_Goal of the exercise_
The entries below contain pictures. Retype everything except those pictures, exactly as given.

(Stored dataset items)
==========
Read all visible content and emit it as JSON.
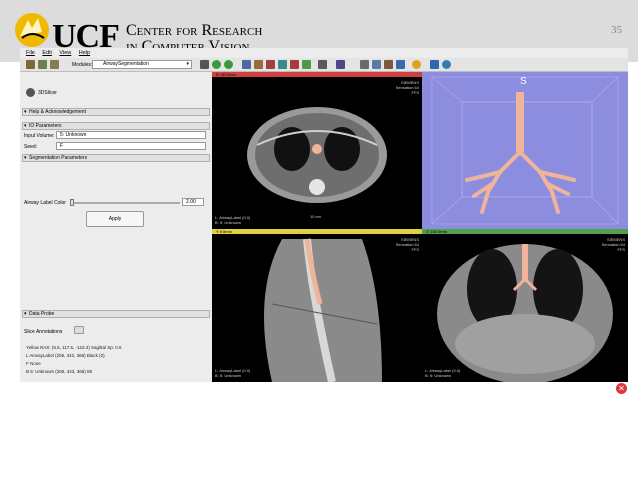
{
  "slide": {
    "logo_text": "UCF",
    "subtitle_line1": "Center for Research",
    "subtitle_line2": "in Computer Vision",
    "page_number": "35"
  },
  "menu": [
    "File",
    "Edit",
    "View",
    "Help"
  ],
  "toolbar": {
    "modules_label": "Modules:",
    "module_value": "AirwaySegmentation"
  },
  "panel": {
    "logo_label": "3DSlicer",
    "sections": {
      "help": "Help & Acknowledgement",
      "io": "IO Parameters",
      "seg": "Segmentation Parameters",
      "probe": "Data Probe"
    },
    "input_volume_label": "Input Volume:",
    "input_volume_value": "5: Unknown",
    "seed_label": "Seed:",
    "seed_value": "F",
    "airway_color_label": "Airway Label Color",
    "airway_color_value": "2.00",
    "apply_label": "Apply",
    "slice_annotations_label": "Slice Annotations",
    "probe_lines": [
      "Yellow  RAS: (9.5, 117.5, -123.4)  Sagittal  Sp: 0.6",
      "L  AirwayLabel  (255, 343, 368)  Black (0)",
      "F  None",
      "B  5: Unknown  (255, 343, 368)  59"
    ]
  },
  "viewers": {
    "axial": {
      "bar": "R  -60.0mm",
      "top_right": [
        "SIEMENS",
        "Sensation 64",
        "FFS"
      ],
      "bottom_left": [
        "L: AirwayLabel (0.0)",
        "B: 5: Unknown"
      ],
      "scale": "10 cm"
    },
    "threed": {
      "bar": "",
      "label": "S"
    },
    "sagittal": {
      "bar": "Y  9.5mm",
      "top_right": [
        "SIEMENS",
        "Sensation 64",
        "FFS"
      ],
      "bottom_left": [
        "L: AirwayLabel (0.0)",
        "B: 5: Unknown"
      ]
    },
    "coronal": {
      "bar": "G  150.0mm",
      "top_right": [
        "SIEMENS",
        "Sensation 64",
        "FFS"
      ],
      "bottom_left": [
        "L: AirwayLabel (0.0)",
        "B: 5: Unknown"
      ]
    }
  },
  "colors": {
    "axial_bar": "#d04040",
    "sagittal_bar": "#e0d040",
    "coronal_bar": "#50a050",
    "airway": "#f0b49a",
    "threed_bg": "#8d8de0"
  }
}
==========
_The answer_
Read all visible content and emit it as JSON.
{
  "slide": {
    "logo_text": "UCF",
    "subtitle_line1": "Center for Research",
    "subtitle_line2": "in Computer Vision",
    "page_number": "35"
  },
  "menu": [
    "File",
    "Edit",
    "View",
    "Help"
  ],
  "toolbar": {
    "modules_label": "Modules:",
    "module_value": "AirwaySegmentation"
  },
  "panel": {
    "logo_label": "3DSlicer",
    "sections": {
      "help": "Help & Acknowledgement",
      "io": "IO Parameters",
      "seg": "Segmentation Parameters",
      "probe": "Data Probe"
    },
    "input_volume_label": "Input Volume:",
    "input_volume_value": "5: Unknown",
    "seed_label": "Seed:",
    "seed_value": "F",
    "airway_color_label": "Airway Label Color",
    "airway_color_value": "2.00",
    "apply_label": "Apply",
    "slice_annotations_label": "Slice Annotations",
    "probe_lines": [
      "Yellow  RAS: (9.5, 117.5, -123.4)  Sagittal  Sp: 0.6",
      "L  AirwayLabel  (255, 343, 368)  Black (0)",
      "F  None",
      "B  5: Unknown  (255, 343, 368)  59"
    ]
  },
  "viewers": {
    "axial": {
      "bar": "R  -60.0mm",
      "top_right": [
        "SIEMENS",
        "Sensation 64",
        "FFS"
      ],
      "bottom_left": [
        "L: AirwayLabel (0.0)",
        "B: 5: Unknown"
      ],
      "scale": "10 cm"
    },
    "threed": {
      "bar": "",
      "label": "S"
    },
    "sagittal": {
      "bar": "Y  9.5mm",
      "top_right": [
        "SIEMENS",
        "Sensation 64",
        "FFS"
      ],
      "bottom_left": [
        "L: AirwayLabel (0.0)",
        "B: 5: Unknown"
      ]
    },
    "coronal": {
      "bar": "G  150.0mm",
      "top_right": [
        "SIEMENS",
        "Sensation 64",
        "FFS"
      ],
      "bottom_left": [
        "L: AirwayLabel (0.0)",
        "B: 5: Unknown"
      ]
    }
  },
  "colors": {
    "axial_bar": "#d04040",
    "sagittal_bar": "#e0d040",
    "coronal_bar": "#50a050",
    "airway": "#f0b49a",
    "threed_bg": "#8d8de0"
  }
}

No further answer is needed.